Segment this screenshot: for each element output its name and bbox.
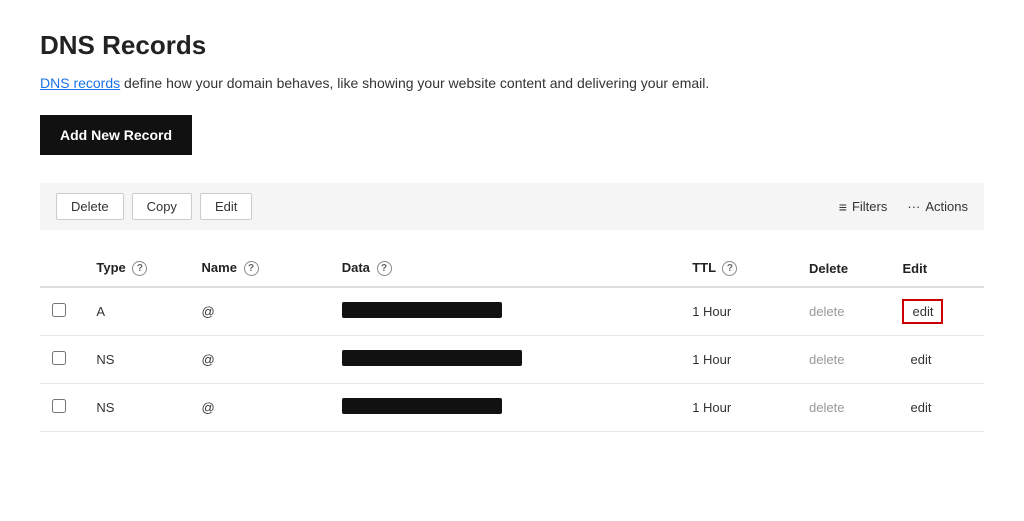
data-redacted-block [342,302,502,318]
dns-records-table: Type ? Name ? Data ? TTL ? Delete Edit A [40,250,984,432]
row-edit-cell: edit [890,336,984,384]
copy-button[interactable]: Copy [132,193,192,220]
subtitle: DNS records define how your domain behav… [40,75,984,91]
filters-label: Filters [852,199,887,214]
toolbar: Delete Copy Edit ≡ Filters ··· Actions [40,183,984,230]
filter-icon: ≡ [839,199,847,215]
name-help-icon[interactable]: ? [244,261,259,276]
row-edit-link[interactable]: edit [902,397,939,418]
actions-icon: ··· [907,199,920,214]
row-delete-link[interactable]: delete [809,304,844,319]
row-edit-link[interactable]: edit [902,349,939,370]
row-edit-link[interactable]: edit [902,299,943,324]
data-redacted-block [342,350,522,366]
row-delete-link[interactable]: delete [809,400,844,415]
row-delete-cell: delete [797,384,890,432]
dns-records-link[interactable]: DNS records [40,75,120,91]
row-name: @ [190,336,330,384]
row-type: NS [84,336,189,384]
delete-button[interactable]: Delete [56,193,124,220]
page-title: DNS Records [40,30,984,61]
row-checkbox[interactable] [52,351,66,365]
add-new-record-button[interactable]: Add New Record [40,115,192,155]
actions-label: Actions [925,199,968,214]
row-name: @ [190,384,330,432]
ttl-help-icon[interactable]: ? [722,261,737,276]
header-delete: Delete [797,250,890,287]
row-edit-cell: edit [890,287,984,336]
row-data [330,384,680,432]
row-data [330,287,680,336]
data-redacted-block [342,398,502,414]
row-checkbox-cell [40,287,84,336]
edit-button[interactable]: Edit [200,193,252,220]
row-ttl: 1 Hour [680,287,797,336]
row-ttl: 1 Hour [680,384,797,432]
row-checkbox[interactable] [52,399,66,413]
row-type: A [84,287,189,336]
data-help-icon[interactable]: ? [377,261,392,276]
table-header-row: Type ? Name ? Data ? TTL ? Delete Edit [40,250,984,287]
row-delete-cell: delete [797,287,890,336]
row-delete-cell: delete [797,336,890,384]
header-type: Type ? [84,250,189,287]
actions-button[interactable]: ··· Actions [907,199,968,214]
table-row: NS @ 1 Hour delete edit [40,336,984,384]
header-edit: Edit [890,250,984,287]
type-help-icon[interactable]: ? [132,261,147,276]
row-checkbox-cell [40,384,84,432]
row-data [330,336,680,384]
filters-button[interactable]: ≡ Filters [839,199,888,215]
toolbar-right: ≡ Filters ··· Actions [839,199,968,215]
row-checkbox[interactable] [52,303,66,317]
toolbar-left: Delete Copy Edit [56,193,839,220]
header-checkbox-cell [40,250,84,287]
header-data: Data ? [330,250,680,287]
row-type: NS [84,384,189,432]
row-name: @ [190,287,330,336]
header-ttl: TTL ? [680,250,797,287]
header-name: Name ? [190,250,330,287]
table-row: A @ 1 Hour delete edit [40,287,984,336]
row-ttl: 1 Hour [680,336,797,384]
row-delete-link[interactable]: delete [809,352,844,367]
table-row: NS @ 1 Hour delete edit [40,384,984,432]
row-checkbox-cell [40,336,84,384]
row-edit-cell: edit [890,384,984,432]
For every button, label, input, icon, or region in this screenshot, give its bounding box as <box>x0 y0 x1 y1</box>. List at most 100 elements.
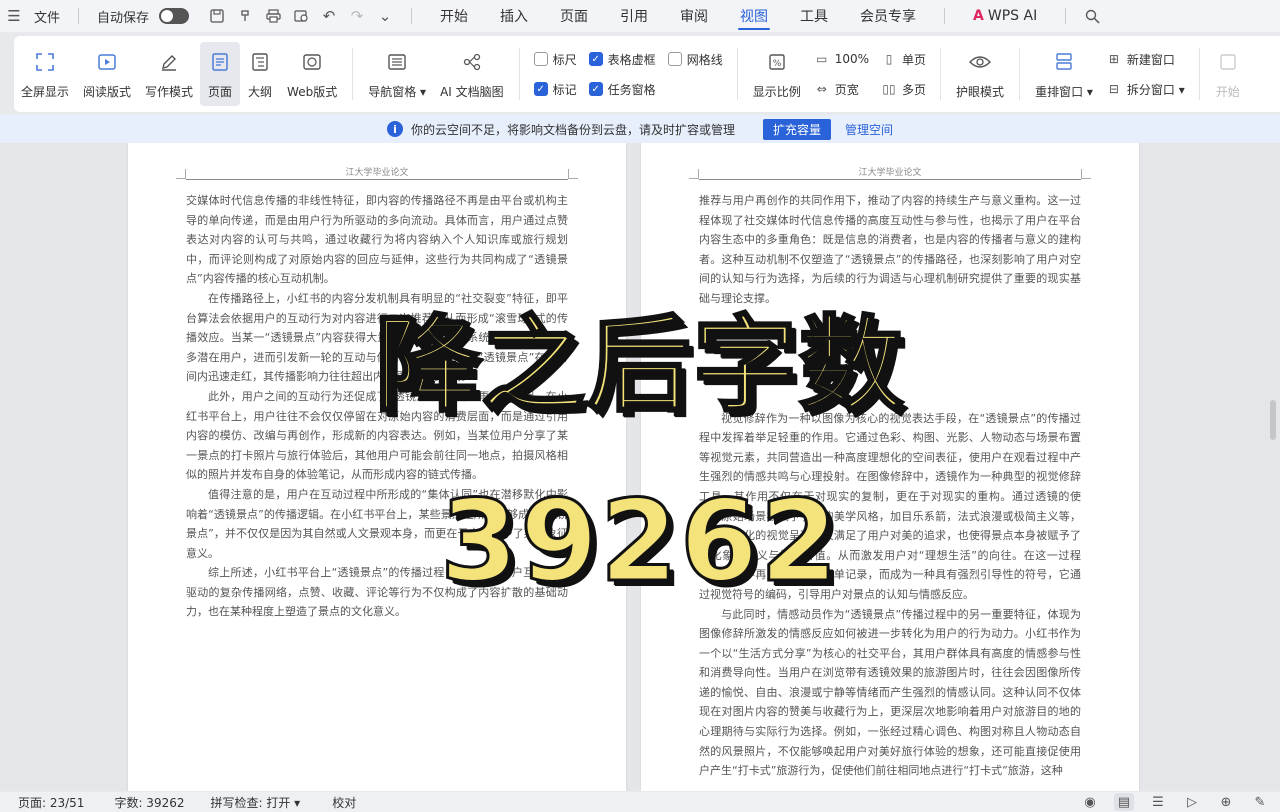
fullscreen-button[interactable]: 全屏显示 <box>14 42 76 106</box>
divider <box>940 48 942 100</box>
reading-layout-icon <box>94 49 120 75</box>
marks-checkbox[interactable]: ✓ <box>533 82 548 96</box>
multi-page-button[interactable]: ▯▯ 多页 <box>881 79 926 99</box>
zoom-group: ▭ 100% ⇔ 页宽 <box>808 42 875 106</box>
tab-tools[interactable]: 工具 <box>784 0 844 32</box>
table-gridlines-row[interactable]: ✓ 表格虚框 <box>588 49 656 69</box>
svg-text:%: % <box>772 59 781 69</box>
new-window-label: 新建窗口 <box>1126 52 1175 67</box>
print-icon[interactable] <box>259 0 287 32</box>
divider <box>1065 8 1067 24</box>
gridlines-label: 网格线 <box>686 52 723 67</box>
page-layout-group: ▯ 单页 ▯▯ 多页 <box>875 42 932 106</box>
document-area[interactable]: 江大学毕业论文 交媒体时代信息传播的非线性特征，即内容的传播路径不再是由平台或机… <box>0 143 1280 791</box>
outline-button[interactable]: 大纲 <box>240 42 280 106</box>
reading-layout-button[interactable]: 阅读版式 <box>76 42 138 106</box>
display-ratio-button[interactable]: % 显示比例 <box>746 42 808 106</box>
eye-mode-status-icon[interactable]: ◉ <box>1080 793 1100 811</box>
save-icon[interactable] <box>203 0 231 32</box>
page-view-icon <box>207 49 233 75</box>
tab-view[interactable]: 视图 <box>724 0 784 32</box>
page-width-label: 页宽 <box>834 82 859 97</box>
pen-status-icon[interactable]: ✎ <box>1250 793 1270 811</box>
page-width-button[interactable]: ⇔ 页宽 <box>814 79 869 99</box>
fullscreen-label: 全屏显示 <box>21 84 70 99</box>
print-preview-icon[interactable] <box>287 0 315 32</box>
divider <box>1198 48 1200 100</box>
divider <box>944 8 946 24</box>
menu-bar: ☰ 文件 自动保存 ↶ ↷ ⌄ 开始 插入 页面 引用 审阅 视图 工具 会员专… <box>0 0 1280 32</box>
chevron-down-icon[interactable]: ⌄ <box>371 0 399 32</box>
play-icon[interactable]: ▷ <box>1182 793 1202 811</box>
rearrange-label: 重排窗口 ▾ <box>1035 84 1093 99</box>
header-rule <box>186 179 568 180</box>
menu-icon[interactable]: ☰ <box>0 0 28 32</box>
autosave-toggle[interactable] <box>159 8 190 24</box>
table-gridlines-checkbox[interactable]: ✓ <box>588 52 603 66</box>
tab-insert[interactable]: 插入 <box>484 0 544 32</box>
format-painter-icon[interactable] <box>231 0 259 32</box>
ai-mindmap-label: AI 文档脑图 <box>440 84 504 99</box>
page-width-icon: ⇔ <box>816 82 827 96</box>
divider <box>518 48 520 100</box>
web-layout-button[interactable]: Web版式 <box>280 42 344 106</box>
more-button[interactable]: 开始 <box>1208 42 1248 106</box>
expand-capacity-button[interactable]: 扩充容量 <box>762 118 831 140</box>
page-header: 江大学毕业论文 <box>858 168 922 178</box>
gridlines-row[interactable]: 网格线 <box>667 49 723 69</box>
web-view-status-icon[interactable]: ⊕ <box>1216 793 1236 811</box>
single-page-icon: ▯ <box>885 52 893 66</box>
word-count[interactable]: 字数: 39262 <box>114 794 184 811</box>
tab-review[interactable]: 审阅 <box>664 0 724 32</box>
fullscreen-icon <box>32 49 58 75</box>
search-icon[interactable] <box>1078 0 1106 32</box>
tab-references[interactable]: 引用 <box>604 0 664 32</box>
overlay-caption-number: 39262 <box>439 477 840 607</box>
proofread-button[interactable]: 校对 <box>332 794 356 811</box>
page-indicator[interactable]: 页面: 23/51 <box>18 794 84 811</box>
ruler-label: 标尺 <box>552 52 577 67</box>
gridlines-checkbox[interactable] <box>667 52 682 66</box>
task-pane-row[interactable]: ✓ 任务窗格 <box>588 79 656 99</box>
ai-mindmap-button[interactable]: AI 文档脑图 <box>433 42 511 106</box>
writing-mode-label: 写作模式 <box>145 84 194 99</box>
file-menu[interactable]: 文件 <box>28 0 66 32</box>
new-window-button[interactable]: ⊞ 新建窗口 <box>1106 49 1185 69</box>
task-pane-label: 任务窗格 <box>607 82 656 97</box>
task-pane-checkbox[interactable]: ✓ <box>588 82 603 96</box>
view-switcher: ◉ ▤ ☰ ▷ ⊕ ✎ <box>1080 792 1270 812</box>
eye-mode-button[interactable]: 护眼模式 <box>949 42 1011 106</box>
info-icon: i <box>386 121 403 137</box>
wps-ai-button[interactable]: A WPS AI <box>957 0 1053 32</box>
rearrange-window-button[interactable]: 重排窗口 ▾ <box>1028 42 1100 106</box>
tab-member[interactable]: 会员专享 <box>844 0 932 32</box>
marks-checkbox-row[interactable]: ✓ 标记 <box>533 79 577 99</box>
paragraph: 推荐与用户再创作的共同作用下，推动了内容的持续生产与意义重构。这一过程体现了社交… <box>699 194 1081 305</box>
tab-page[interactable]: 页面 <box>544 0 604 32</box>
divider <box>411 8 413 24</box>
display-ratio-label: 显示比例 <box>752 84 801 99</box>
page-view-status-icon[interactable]: ▤ <box>1114 793 1134 811</box>
undo-icon[interactable]: ↶ <box>315 0 343 32</box>
pen-icon <box>156 49 182 75</box>
marks-label: 标记 <box>552 82 577 97</box>
nav-pane-label: 导航窗格 ▾ <box>368 84 427 99</box>
divider <box>736 48 738 100</box>
page-view-label: 页面 <box>208 84 233 99</box>
single-page-button[interactable]: ▯ 单页 <box>881 49 926 69</box>
ruler-checkbox-row[interactable]: 标尺 <box>533 49 577 69</box>
document-page-right[interactable]: 江大学毕业论文 推荐与用户再创作的共同作用下，推动了内容的持续生产与意义重构。这… <box>641 143 1139 791</box>
redo-icon[interactable]: ↷ <box>343 0 371 32</box>
writing-mode-button[interactable]: 写作模式 <box>138 42 200 106</box>
zoom-100-button[interactable]: ▭ 100% <box>814 49 869 69</box>
tab-home[interactable]: 开始 <box>424 0 484 32</box>
nav-pane-button[interactable]: 导航窗格 ▾ <box>361 42 433 106</box>
table-gridlines-label: 表格虚框 <box>607 52 656 67</box>
outline-status-icon[interactable]: ☰ <box>1148 793 1168 811</box>
manage-space-link[interactable]: 管理空间 <box>845 121 893 138</box>
ruler-checkbox[interactable] <box>533 52 548 66</box>
spellcheck-toggle[interactable]: 拼写检查: 打开 ▾ <box>211 794 301 811</box>
document-page-left[interactable]: 江大学毕业论文 交媒体时代信息传播的非线性特征，即内容的传播路径不再是由平台或机… <box>128 143 626 791</box>
split-window-button[interactable]: ⊟ 拆分窗口 ▾ <box>1106 79 1185 99</box>
page-view-button[interactable]: 页面 <box>200 42 241 106</box>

+++

Swap "divider" for "separator" wherever it occurs between the line holding "fullscreen-button[interactable]: 全屏显示 <box>14" and the line holding "save-icon[interactable] <box>203 0", inclusive. Return only those lines, with everything else left unchanged.

- _FINAL RESULT_:
fullscreen-button[interactable]: 全屏显示 <box>14 42 76 106</box>
separator <box>940 48 942 100</box>
reading-layout-icon <box>94 49 120 75</box>
marks-checkbox[interactable]: ✓ <box>533 82 548 96</box>
multi-page-button[interactable]: ▯▯ 多页 <box>881 79 926 99</box>
zoom-group: ▭ 100% ⇔ 页宽 <box>808 42 875 106</box>
tab-tools[interactable]: 工具 <box>784 0 844 32</box>
table-gridlines-row[interactable]: ✓ 表格虚框 <box>588 49 656 69</box>
svg-text:%: % <box>772 59 781 69</box>
new-window-label: 新建窗口 <box>1126 52 1175 67</box>
print-icon[interactable] <box>259 0 287 32</box>
separator <box>1065 8 1067 24</box>
gridlines-label: 网格线 <box>686 52 723 67</box>
page-layout-group: ▯ 单页 ▯▯ 多页 <box>875 42 932 106</box>
document-area[interactable]: 江大学毕业论文 交媒体时代信息传播的非线性特征，即内容的传播路径不再是由平台或机… <box>0 143 1280 791</box>
outline-button[interactable]: 大纲 <box>240 42 280 106</box>
reading-layout-button[interactable]: 阅读版式 <box>76 42 138 106</box>
display-ratio-button[interactable]: % 显示比例 <box>746 42 808 106</box>
eye-mode-status-icon[interactable]: ◉ <box>1080 793 1100 811</box>
save-icon[interactable] <box>203 0 231 32</box>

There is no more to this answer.